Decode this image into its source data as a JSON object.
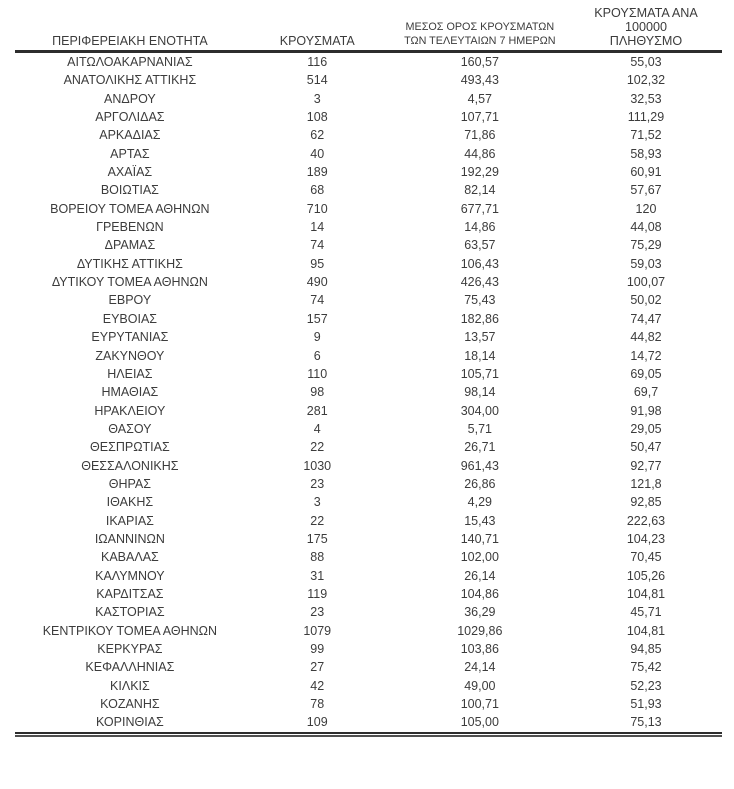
{
  "table": {
    "columns": [
      {
        "id": "region",
        "label_lines": [
          "ΠΕΡΙΦΕΡΕΙΑΚΗ ΕΝΟΤΗΤΑ"
        ]
      },
      {
        "id": "cases",
        "label_lines": [
          "ΚΡΟΥΣΜΑΤΑ"
        ]
      },
      {
        "id": "avg7",
        "label_lines": [
          "ΜΕΣΟΣ ΟΡΟΣ ΚΡΟΥΣΜΑΤΩΝ",
          "ΤΩΝ ΤΕΛΕΥΤΑΙΩΝ 7 ΗΜΕΡΩΝ"
        ]
      },
      {
        "id": "per100k",
        "label_lines": [
          "ΚΡΟΥΣΜΑΤΑ ΑΝΑ 100000",
          "ΠΛΗΘΥΣΜΟ"
        ]
      }
    ],
    "rows": [
      [
        "ΑΙΤΩΛΟΑΚΑΡΝΑΝΙΑΣ",
        "116",
        "160,57",
        "55,03"
      ],
      [
        "ΑΝΑΤΟΛΙΚΗΣ ΑΤΤΙΚΗΣ",
        "514",
        "493,43",
        "102,32"
      ],
      [
        "ΑΝΔΡΟΥ",
        "3",
        "4,57",
        "32,53"
      ],
      [
        "ΑΡΓΟΛΙΔΑΣ",
        "108",
        "107,71",
        "111,29"
      ],
      [
        "ΑΡΚΑΔΙΑΣ",
        "62",
        "71,86",
        "71,52"
      ],
      [
        "ΑΡΤΑΣ",
        "40",
        "44,86",
        "58,93"
      ],
      [
        "ΑΧΑΪΑΣ",
        "189",
        "192,29",
        "60,91"
      ],
      [
        "ΒΟΙΩΤΙΑΣ",
        "68",
        "82,14",
        "57,67"
      ],
      [
        "ΒΟΡΕΙΟΥ ΤΟΜΕΑ ΑΘΗΝΩΝ",
        "710",
        "677,71",
        "120"
      ],
      [
        "ΓΡΕΒΕΝΩΝ",
        "14",
        "14,86",
        "44,08"
      ],
      [
        "ΔΡΑΜΑΣ",
        "74",
        "63,57",
        "75,29"
      ],
      [
        "ΔΥΤΙΚΗΣ ΑΤΤΙΚΗΣ",
        "95",
        "106,43",
        "59,03"
      ],
      [
        "ΔΥΤΙΚΟΥ ΤΟΜΕΑ ΑΘΗΝΩΝ",
        "490",
        "426,43",
        "100,07"
      ],
      [
        "ΕΒΡΟΥ",
        "74",
        "75,43",
        "50,02"
      ],
      [
        "ΕΥΒΟΙΑΣ",
        "157",
        "182,86",
        "74,47"
      ],
      [
        "ΕΥΡΥΤΑΝΙΑΣ",
        "9",
        "13,57",
        "44,82"
      ],
      [
        "ΖΑΚΥΝΘΟΥ",
        "6",
        "18,14",
        "14,72"
      ],
      [
        "ΗΛΕΙΑΣ",
        "110",
        "105,71",
        "69,05"
      ],
      [
        "ΗΜΑΘΙΑΣ",
        "98",
        "98,14",
        "69,7"
      ],
      [
        "ΗΡΑΚΛΕΙΟΥ",
        "281",
        "304,00",
        "91,98"
      ],
      [
        "ΘΑΣΟΥ",
        "4",
        "5,71",
        "29,05"
      ],
      [
        "ΘΕΣΠΡΩΤΙΑΣ",
        "22",
        "26,71",
        "50,47"
      ],
      [
        "ΘΕΣΣΑΛΟΝΙΚΗΣ",
        "1030",
        "961,43",
        "92,77"
      ],
      [
        "ΘΗΡΑΣ",
        "23",
        "26,86",
        "121,8"
      ],
      [
        "ΙΘΑΚΗΣ",
        "3",
        "4,29",
        "92,85"
      ],
      [
        "ΙΚΑΡΙΑΣ",
        "22",
        "15,43",
        "222,63"
      ],
      [
        "ΙΩΑΝΝΙΝΩΝ",
        "175",
        "140,71",
        "104,23"
      ],
      [
        "ΚΑΒΑΛΑΣ",
        "88",
        "102,00",
        "70,45"
      ],
      [
        "ΚΑΛΥΜΝΟΥ",
        "31",
        "26,14",
        "105,26"
      ],
      [
        "ΚΑΡΔΙΤΣΑΣ",
        "119",
        "104,86",
        "104,81"
      ],
      [
        "ΚΑΣΤΟΡΙΑΣ",
        "23",
        "36,29",
        "45,71"
      ],
      [
        "ΚΕΝΤΡΙΚΟΥ ΤΟΜΕΑ ΑΘΗΝΩΝ",
        "1079",
        "1029,86",
        "104,81"
      ],
      [
        "ΚΕΡΚΥΡΑΣ",
        "99",
        "103,86",
        "94,85"
      ],
      [
        "ΚΕΦΑΛΛΗΝΙΑΣ",
        "27",
        "24,14",
        "75,42"
      ],
      [
        "ΚΙΛΚΙΣ",
        "42",
        "49,00",
        "52,23"
      ],
      [
        "ΚΟΖΑΝΗΣ",
        "78",
        "100,71",
        "51,93"
      ],
      [
        "ΚΟΡΙΝΘΙΑΣ",
        "109",
        "105,00",
        "75,13"
      ]
    ],
    "colors": {
      "text": "#3c3c3c",
      "rule_dark": "#2d2d2d",
      "rule_light": "#4f4f4f",
      "background": "#ffffff"
    }
  }
}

◆ **Stated exercise**
Pull out each line of the listing that holds the string "ΑΘΗΝΩΝ".

◆ **Exercise answer**
        "ΒΟΡΕΙΟΥ ΤΟΜΕΑ ΑΘΗΝΩΝ",
        "ΔΥΤΙΚΟΥ ΤΟΜΕΑ ΑΘΗΝΩΝ",
        "ΚΕΝΤΡΙΚΟΥ ΤΟΜΕΑ ΑΘΗΝΩΝ",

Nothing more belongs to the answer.